DATA:
═══
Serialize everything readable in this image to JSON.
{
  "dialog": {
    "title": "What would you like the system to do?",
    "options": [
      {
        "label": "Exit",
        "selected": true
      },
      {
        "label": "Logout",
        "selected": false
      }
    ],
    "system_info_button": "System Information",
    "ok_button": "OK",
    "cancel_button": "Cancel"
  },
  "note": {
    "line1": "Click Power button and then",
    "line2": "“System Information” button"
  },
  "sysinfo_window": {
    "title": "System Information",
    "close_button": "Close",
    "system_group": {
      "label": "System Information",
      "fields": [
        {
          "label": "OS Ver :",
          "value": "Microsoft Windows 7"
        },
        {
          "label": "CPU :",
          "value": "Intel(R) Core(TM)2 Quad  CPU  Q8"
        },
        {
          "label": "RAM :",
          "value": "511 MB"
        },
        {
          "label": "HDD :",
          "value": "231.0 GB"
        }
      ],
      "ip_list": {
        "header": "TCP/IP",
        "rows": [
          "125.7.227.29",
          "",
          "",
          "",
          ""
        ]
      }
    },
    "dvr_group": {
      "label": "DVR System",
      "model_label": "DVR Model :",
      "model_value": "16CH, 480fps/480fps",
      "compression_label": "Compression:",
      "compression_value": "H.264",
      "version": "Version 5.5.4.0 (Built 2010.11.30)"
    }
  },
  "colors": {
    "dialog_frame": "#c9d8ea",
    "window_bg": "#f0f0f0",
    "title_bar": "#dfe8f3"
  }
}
═══
PROMPT:
Copy out every entry again, exactly as it was given.

EXERCISE SOLUTION:
Serialize everything readable in this image to JSON.
{
  "dialog": {
    "title": "What would you like the system to do?",
    "options": [
      {
        "label": "Exit",
        "selected": true
      },
      {
        "label": "Logout",
        "selected": false
      }
    ],
    "system_info_button": "System Information",
    "ok_button": "OK",
    "cancel_button": "Cancel"
  },
  "note": {
    "line1": "Click Power button and then",
    "line2": "“System Information” button"
  },
  "sysinfo_window": {
    "title": "System Information",
    "close_button": "Close",
    "system_group": {
      "label": "System Information",
      "fields": [
        {
          "label": "OS Ver :",
          "value": "Microsoft Windows 7"
        },
        {
          "label": "CPU :",
          "value": "Intel(R) Core(TM)2 Quad  CPU  Q8"
        },
        {
          "label": "RAM :",
          "value": "511 MB"
        },
        {
          "label": "HDD :",
          "value": "231.0 GB"
        }
      ],
      "ip_list": {
        "header": "TCP/IP",
        "rows": [
          "125.7.227.29",
          "",
          "",
          "",
          ""
        ]
      }
    },
    "dvr_group": {
      "label": "DVR System",
      "model_label": "DVR Model :",
      "model_value": "16CH, 480fps/480fps",
      "compression_label": "Compression:",
      "compression_value": "H.264",
      "version": "Version 5.5.4.0 (Built 2010.11.30)"
    }
  },
  "colors": {
    "dialog_frame": "#c9d8ea",
    "window_bg": "#f0f0f0",
    "title_bar": "#dfe8f3"
  }
}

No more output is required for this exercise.